Challenge: In the material below, find all lines with the string "Граля" and copy them.

Dataset items:
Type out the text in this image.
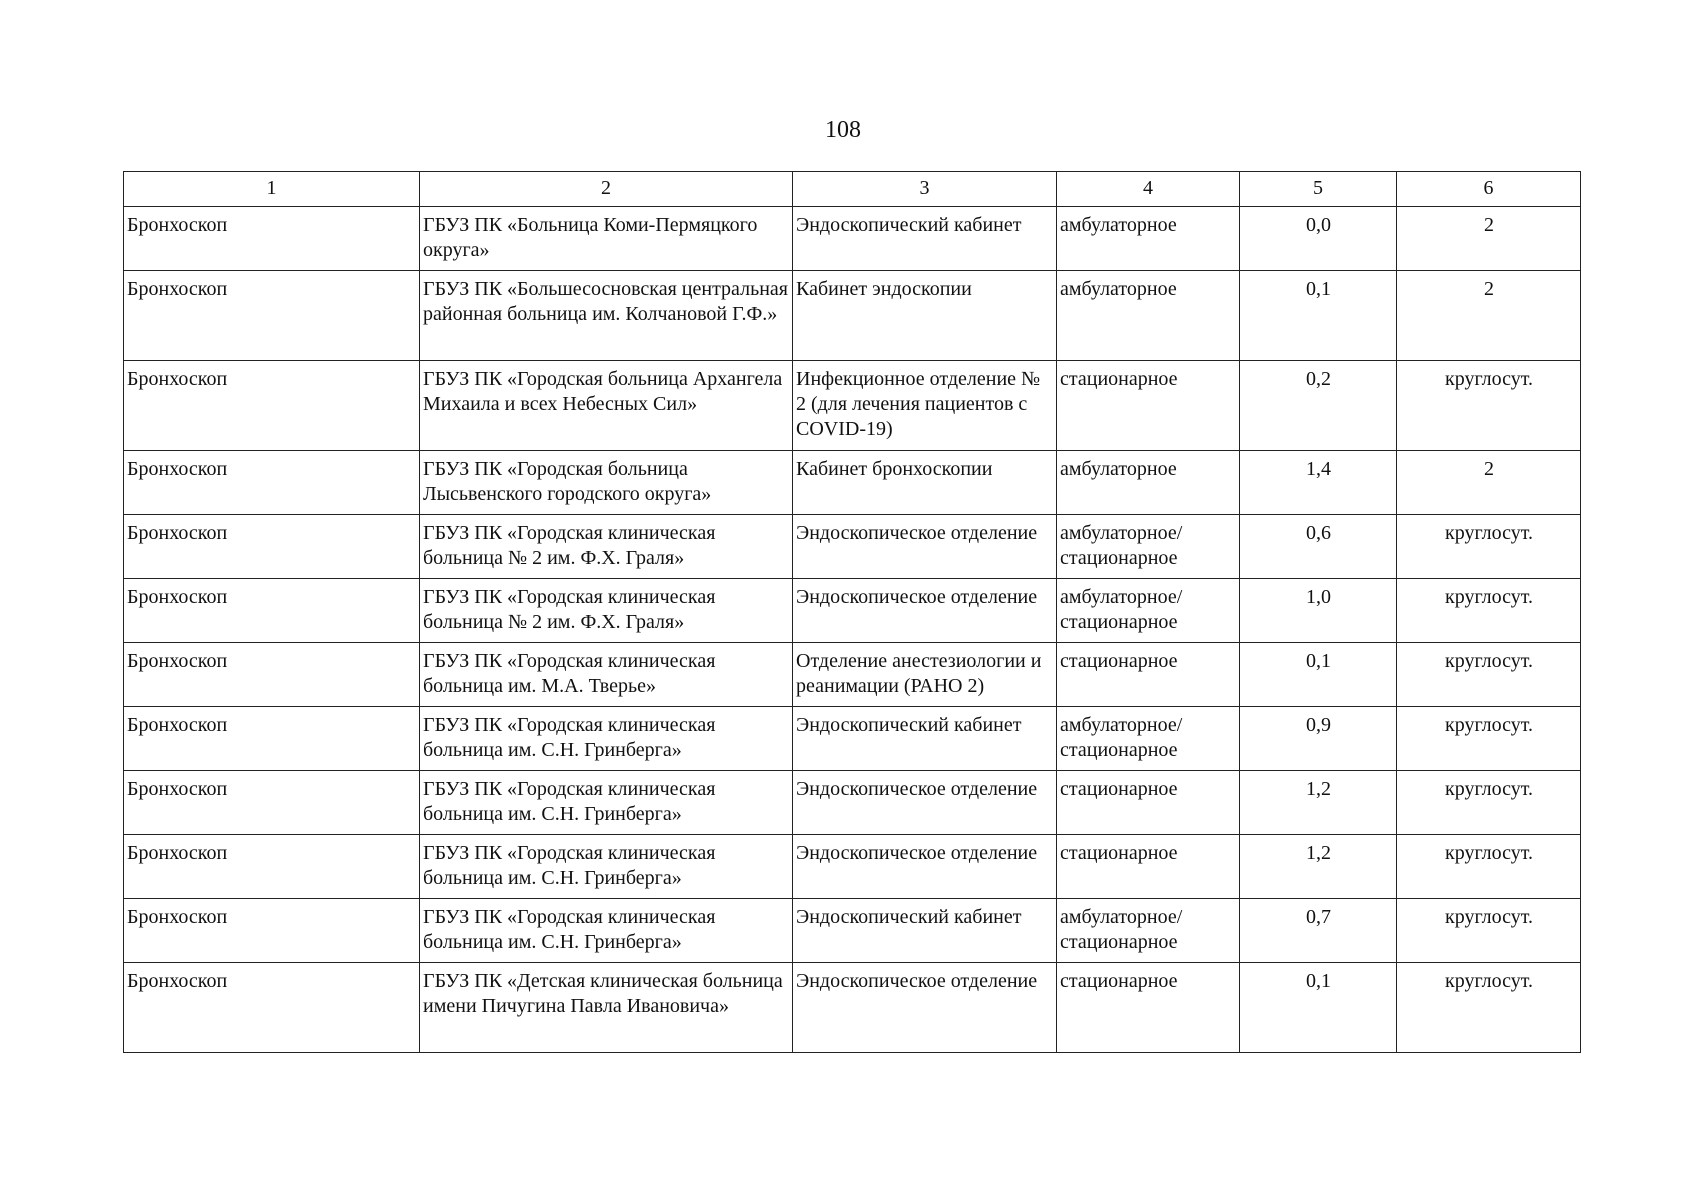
108
1	2	3	4	5	6
Бронхоскоп	ГБУЗ ПК «Больница Коми-Пермяцкого округа»	Эндоскопический кабинет	амбулаторное	0,0	2
Бронхоскоп	ГБУЗ ПК «Большесосновская центральная районная больница им. Колчановой Г.Ф.»	Кабинет эндоскопии	амбулаторное	0,1	2
Бронхоскоп	ГБУЗ ПК «Городская больница Архангела Михаила и всех Небесных Сил»	Инфекционное отделение № 2 (для лечения пациентов с COVID-19)	стационарное	0,2	круглосут.
Бронхоскоп	ГБУЗ ПК «Городская больница Лысьвенского городского округа»	Кабинет бронхоскопии	амбулаторное	1,4	2
Бронхоскоп	ГБУЗ ПК «Городская клиническая больница № 2 им. Ф.Х. Граля»	Эндоскопическое отделение	амбулаторное/ стационарное	0,6	круглосут.
Бронхоскоп	ГБУЗ ПК «Городская клиническая больница № 2 им. Ф.Х. Граля»	Эндоскопическое отделение	амбулаторное/ стационарное	1,0	круглосут.
Бронхоскоп	ГБУЗ ПК «Городская клиническая больница им. М.А. Тверье»	Отделение анестезиологии и реанимации (РАНО 2)	стационарное	0,1	круглосут.
Бронхоскоп	ГБУЗ ПК «Городская клиническая больница им. С.Н. Гринберга»	Эндоскопический кабинет	амбулаторное/ стационарное	0,9	круглосут.
Бронхоскоп	ГБУЗ ПК «Городская клиническая больница им. С.Н. Гринберга»	Эндоскопическое отделение	стационарное	1,2	круглосут.
Бронхоскоп	ГБУЗ ПК «Городская клиническая больница им. С.Н. Гринберга»	Эндоскопическое отделение	стационарное	1,2	круглосут.
Бронхоскоп	ГБУЗ ПК «Городская клиническая больница им. С.Н. Гринберга»	Эндоскопический кабинет	амбулаторное/ стационарное	0,7	круглосут.
Бронхоскоп	ГБУЗ ПК «Детская клиническая больница имени Пичугина Павла Ивановича»	Эндоскопическое отделение	стационарное	0,1	круглосут.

Result of the task:
Бронхоскоп	ГБУЗ ПК «Городская клиническая больница № 2 им. Ф.Х. Граля»	Эндоскопическое отделение	амбулаторное/ стационарное	0,6	круглосут.
Бронхоскоп	ГБУЗ ПК «Городская клиническая больница № 2 им. Ф.Х. Граля»	Эндоскопическое отделение	амбулаторное/ стационарное	1,0	круглосут.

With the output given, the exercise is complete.